_What you need to do_. Go through the lines below and copy each one that holds the string "Gain".

------------------------------------

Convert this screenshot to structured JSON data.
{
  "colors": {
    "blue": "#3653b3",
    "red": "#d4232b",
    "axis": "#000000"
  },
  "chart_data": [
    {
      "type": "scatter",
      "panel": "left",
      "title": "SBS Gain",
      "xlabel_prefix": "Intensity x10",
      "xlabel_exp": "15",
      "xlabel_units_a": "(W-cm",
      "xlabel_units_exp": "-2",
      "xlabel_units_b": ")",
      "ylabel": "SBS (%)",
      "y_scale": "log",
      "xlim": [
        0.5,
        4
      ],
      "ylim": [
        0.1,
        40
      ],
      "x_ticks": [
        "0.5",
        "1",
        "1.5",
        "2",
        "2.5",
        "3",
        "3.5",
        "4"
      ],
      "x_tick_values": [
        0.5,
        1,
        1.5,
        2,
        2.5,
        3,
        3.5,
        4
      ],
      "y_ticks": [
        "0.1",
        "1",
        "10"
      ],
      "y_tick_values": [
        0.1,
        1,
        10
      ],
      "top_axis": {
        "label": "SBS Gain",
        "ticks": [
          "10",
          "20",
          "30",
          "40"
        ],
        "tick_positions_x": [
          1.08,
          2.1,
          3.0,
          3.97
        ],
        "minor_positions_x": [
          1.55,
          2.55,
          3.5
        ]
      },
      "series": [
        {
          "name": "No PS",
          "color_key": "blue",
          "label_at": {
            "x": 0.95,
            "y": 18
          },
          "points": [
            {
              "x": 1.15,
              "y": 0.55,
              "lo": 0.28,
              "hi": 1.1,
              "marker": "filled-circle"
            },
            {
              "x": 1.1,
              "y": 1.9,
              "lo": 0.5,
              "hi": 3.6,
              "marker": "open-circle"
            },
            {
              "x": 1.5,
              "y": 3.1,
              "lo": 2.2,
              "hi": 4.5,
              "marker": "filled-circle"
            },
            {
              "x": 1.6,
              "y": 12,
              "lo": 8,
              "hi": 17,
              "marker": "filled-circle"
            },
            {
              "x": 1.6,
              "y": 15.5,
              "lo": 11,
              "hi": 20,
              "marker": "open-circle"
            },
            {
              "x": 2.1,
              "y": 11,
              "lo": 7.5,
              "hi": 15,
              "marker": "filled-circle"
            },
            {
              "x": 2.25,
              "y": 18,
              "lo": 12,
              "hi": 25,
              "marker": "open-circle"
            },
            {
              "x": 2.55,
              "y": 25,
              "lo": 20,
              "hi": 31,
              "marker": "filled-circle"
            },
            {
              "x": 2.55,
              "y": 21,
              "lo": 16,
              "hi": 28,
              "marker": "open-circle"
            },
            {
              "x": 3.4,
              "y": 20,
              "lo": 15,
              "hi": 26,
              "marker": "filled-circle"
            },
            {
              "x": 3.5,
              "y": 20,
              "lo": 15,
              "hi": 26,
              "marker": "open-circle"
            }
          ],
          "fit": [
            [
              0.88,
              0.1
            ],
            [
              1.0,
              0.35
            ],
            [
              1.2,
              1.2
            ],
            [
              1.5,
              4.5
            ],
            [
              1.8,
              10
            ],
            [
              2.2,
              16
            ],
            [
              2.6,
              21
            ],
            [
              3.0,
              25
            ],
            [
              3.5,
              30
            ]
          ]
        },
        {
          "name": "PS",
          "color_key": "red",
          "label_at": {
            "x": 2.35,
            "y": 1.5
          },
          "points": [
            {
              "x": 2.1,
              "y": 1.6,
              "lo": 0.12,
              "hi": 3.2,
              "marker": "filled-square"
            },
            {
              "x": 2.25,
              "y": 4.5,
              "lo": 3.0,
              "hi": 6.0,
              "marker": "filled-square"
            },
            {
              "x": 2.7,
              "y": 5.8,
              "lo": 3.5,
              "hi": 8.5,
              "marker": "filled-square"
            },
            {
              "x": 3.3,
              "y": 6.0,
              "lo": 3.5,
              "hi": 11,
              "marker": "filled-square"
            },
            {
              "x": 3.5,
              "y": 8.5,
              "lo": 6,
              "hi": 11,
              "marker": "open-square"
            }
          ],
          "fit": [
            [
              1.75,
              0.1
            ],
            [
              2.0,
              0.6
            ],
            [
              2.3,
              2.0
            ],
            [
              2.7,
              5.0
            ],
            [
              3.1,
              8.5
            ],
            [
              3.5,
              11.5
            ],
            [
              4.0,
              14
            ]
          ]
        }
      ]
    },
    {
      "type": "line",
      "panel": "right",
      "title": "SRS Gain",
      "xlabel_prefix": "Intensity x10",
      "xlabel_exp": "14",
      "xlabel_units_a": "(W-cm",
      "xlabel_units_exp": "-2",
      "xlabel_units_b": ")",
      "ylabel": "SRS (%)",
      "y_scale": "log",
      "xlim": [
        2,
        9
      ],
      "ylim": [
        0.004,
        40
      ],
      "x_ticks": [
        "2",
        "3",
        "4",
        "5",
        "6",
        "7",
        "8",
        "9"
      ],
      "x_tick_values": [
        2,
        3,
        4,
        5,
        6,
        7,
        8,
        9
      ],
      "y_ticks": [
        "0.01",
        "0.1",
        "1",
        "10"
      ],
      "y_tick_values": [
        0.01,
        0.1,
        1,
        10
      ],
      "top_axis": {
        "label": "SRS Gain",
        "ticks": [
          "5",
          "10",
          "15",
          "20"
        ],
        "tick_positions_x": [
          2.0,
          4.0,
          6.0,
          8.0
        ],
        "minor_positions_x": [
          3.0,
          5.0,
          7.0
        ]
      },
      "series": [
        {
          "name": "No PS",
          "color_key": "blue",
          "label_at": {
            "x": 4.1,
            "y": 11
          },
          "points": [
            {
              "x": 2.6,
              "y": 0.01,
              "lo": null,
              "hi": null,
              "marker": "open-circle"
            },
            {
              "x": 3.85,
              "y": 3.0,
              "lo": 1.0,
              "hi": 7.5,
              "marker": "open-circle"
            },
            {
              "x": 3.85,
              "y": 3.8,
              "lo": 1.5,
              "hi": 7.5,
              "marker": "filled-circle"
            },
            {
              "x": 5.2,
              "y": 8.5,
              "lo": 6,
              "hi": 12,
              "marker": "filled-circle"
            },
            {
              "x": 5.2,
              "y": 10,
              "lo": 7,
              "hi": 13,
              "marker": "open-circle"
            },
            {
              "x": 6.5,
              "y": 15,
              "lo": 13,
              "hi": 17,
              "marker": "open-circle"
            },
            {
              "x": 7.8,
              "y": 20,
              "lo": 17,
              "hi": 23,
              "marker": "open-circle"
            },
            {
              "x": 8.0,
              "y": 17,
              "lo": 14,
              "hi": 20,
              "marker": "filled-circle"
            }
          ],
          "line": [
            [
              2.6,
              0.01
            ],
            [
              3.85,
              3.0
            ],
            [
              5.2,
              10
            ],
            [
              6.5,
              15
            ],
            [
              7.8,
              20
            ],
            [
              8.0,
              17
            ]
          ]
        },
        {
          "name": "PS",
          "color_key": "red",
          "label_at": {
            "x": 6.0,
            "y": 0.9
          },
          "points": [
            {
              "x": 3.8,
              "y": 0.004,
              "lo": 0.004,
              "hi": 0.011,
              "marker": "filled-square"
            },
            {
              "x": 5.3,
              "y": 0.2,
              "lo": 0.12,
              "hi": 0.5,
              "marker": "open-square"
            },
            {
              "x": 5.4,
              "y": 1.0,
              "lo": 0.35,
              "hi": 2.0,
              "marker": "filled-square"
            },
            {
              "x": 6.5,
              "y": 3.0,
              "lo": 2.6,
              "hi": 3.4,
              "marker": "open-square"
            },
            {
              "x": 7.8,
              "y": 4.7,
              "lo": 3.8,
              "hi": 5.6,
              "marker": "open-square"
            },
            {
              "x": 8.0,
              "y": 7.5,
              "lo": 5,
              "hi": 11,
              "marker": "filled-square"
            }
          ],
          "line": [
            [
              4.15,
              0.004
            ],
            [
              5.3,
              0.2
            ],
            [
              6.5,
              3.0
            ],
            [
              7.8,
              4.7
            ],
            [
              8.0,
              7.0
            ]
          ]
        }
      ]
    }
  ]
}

------------------------------------

_Solution for this task_.
      "title": "SBS Gain",
        "label": "SBS Gain",
      "title": "SRS Gain",
        "label": "SRS Gain",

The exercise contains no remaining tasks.